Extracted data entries
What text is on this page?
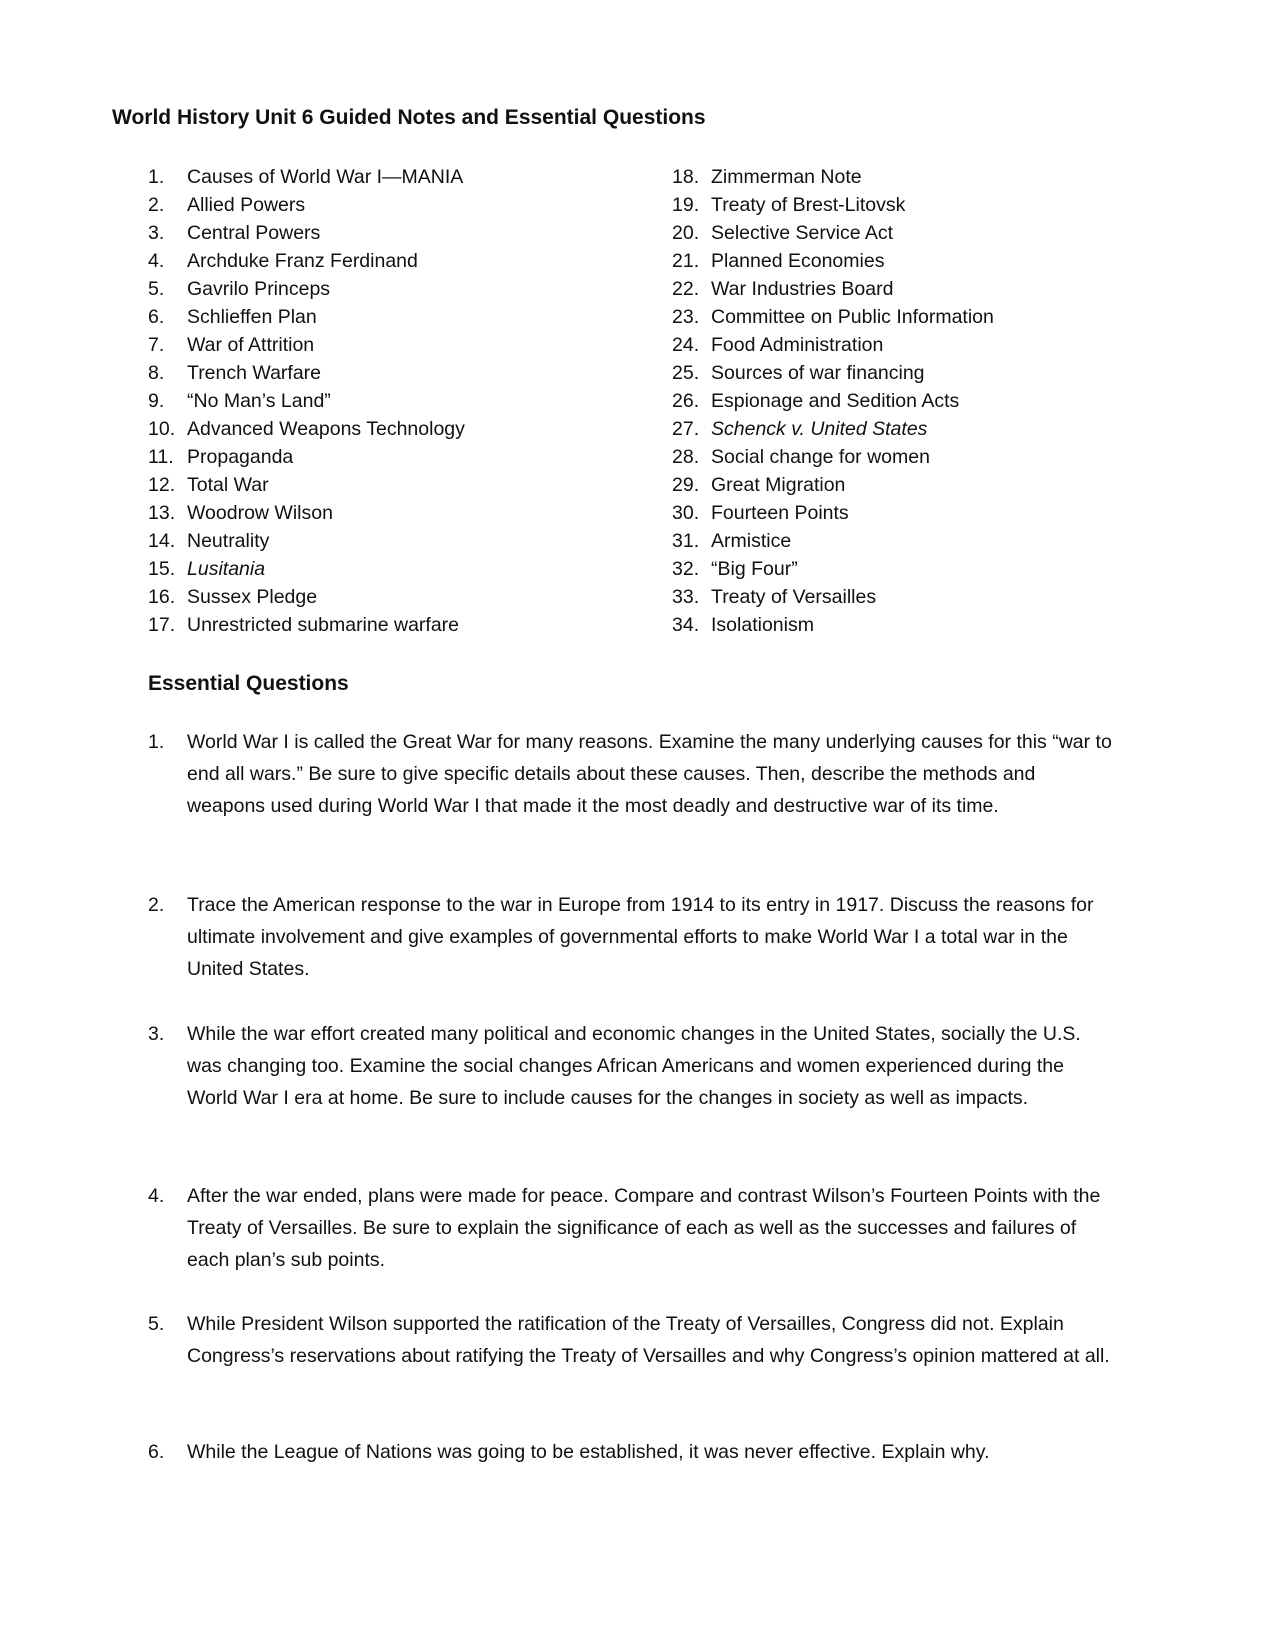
World History Unit 6 Guided Notes and Essential Questions
1. Causes of World War I—MANIA
2. Allied Powers
3. Central Powers
4. Archduke Franz Ferdinand
5. Gavrilo Princeps
6. Schlieffen Plan
7. War of Attrition
8. Trench Warfare
9. “No Man’s Land”
10. Advanced Weapons Technology
11. Propaganda
12. Total War
13. Woodrow Wilson
14. Neutrality
15. Lusitania
16. Sussex Pledge
17. Unrestricted submarine warfare
18. Zimmerman Note
19. Treaty of Brest-Litovsk
20. Selective Service Act
21. Planned Economies
22. War Industries Board
23. Committee on Public Information
24. Food Administration
25. Sources of war financing
26. Espionage and Sedition Acts
27. Schenck v. United States
28. Social change for women
29. Great Migration
30. Fourteen Points
31. Armistice
32. “Big Four”
33. Treaty of Versailles
34. Isolationism
Essential Questions
1. World War I is called the Great War for many reasons. Examine the many underlying causes for this “war to end all wars.” Be sure to give specific details about these causes. Then, describe the methods and weapons used during World War I that made it the most deadly and destructive war of its time.
2. Trace the American response to the war in Europe from 1914 to its entry in 1917. Discuss the reasons for ultimate involvement and give examples of governmental efforts to make World War I a total war in the United States.
3. While the war effort created many political and economic changes in the United States, socially the U.S. was changing too. Examine the social changes African Americans and women experienced during the World War I era at home. Be sure to include causes for the changes in society as well as impacts.
4. After the war ended, plans were made for peace. Compare and contrast Wilson’s Fourteen Points with the Treaty of Versailles. Be sure to explain the significance of each as well as the successes and failures of each plan’s sub points.
5. While President Wilson supported the ratification of the Treaty of Versailles, Congress did not. Explain Congress’s reservations about ratifying the Treaty of Versailles and why Congress’s opinion mattered at all.
6. While the League of Nations was going to be established, it was never effective. Explain why.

= AIM OF THE TASK =
Each record above is to be restated exactly, with its pictures removed from the copy.

= RESPONSE FOR THIS EXERCISE =
What text is on this page?
World History Unit 6 Guided Notes and Essential Questions
1. Causes of World War I—MANIA
2. Allied Powers
3. Central Powers
4. Archduke Franz Ferdinand
5. Gavrilo Princeps
6. Schlieffen Plan
7. War of Attrition
8. Trench Warfare
9. “No Man’s Land”
10. Advanced Weapons Technology
11. Propaganda
12. Total War
13. Woodrow Wilson
14. Neutrality
15. Lusitania
16. Sussex Pledge
17. Unrestricted submarine warfare
18. Zimmerman Note
19. Treaty of Brest-Litovsk
20. Selective Service Act
21. Planned Economies
22. War Industries Board
23. Committee on Public Information
24. Food Administration
25. Sources of war financing
26. Espionage and Sedition Acts
27. Schenck v. United States
28. Social change for women
29. Great Migration
30. Fourteen Points
31. Armistice
32. “Big Four”
33. Treaty of Versailles
34. Isolationism
Essential Questions
1. World War I is called the Great War for many reasons. Examine the many underlying causes for this “war to end all wars.” Be sure to give specific details about these causes. Then, describe the methods and weapons used during World War I that made it the most deadly and destructive war of its time.
2. Trace the American response to the war in Europe from 1914 to its entry in 1917. Discuss the reasons for ultimate involvement and give examples of governmental efforts to make World War I a total war in the United States.
3. While the war effort created many political and economic changes in the United States, socially the U.S. was changing too. Examine the social changes African Americans and women experienced during the World War I era at home. Be sure to include causes for the changes in society as well as impacts.
4. After the war ended, plans were made for peace. Compare and contrast Wilson’s Fourteen Points with the Treaty of Versailles. Be sure to explain the significance of each as well as the successes and failures of each plan’s sub points.
5. While President Wilson supported the ratification of the Treaty of Versailles, Congress did not. Explain Congress’s reservations about ratifying the Treaty of Versailles and why Congress’s opinion mattered at all.
6. While the League of Nations was going to be established, it was never effective. Explain why.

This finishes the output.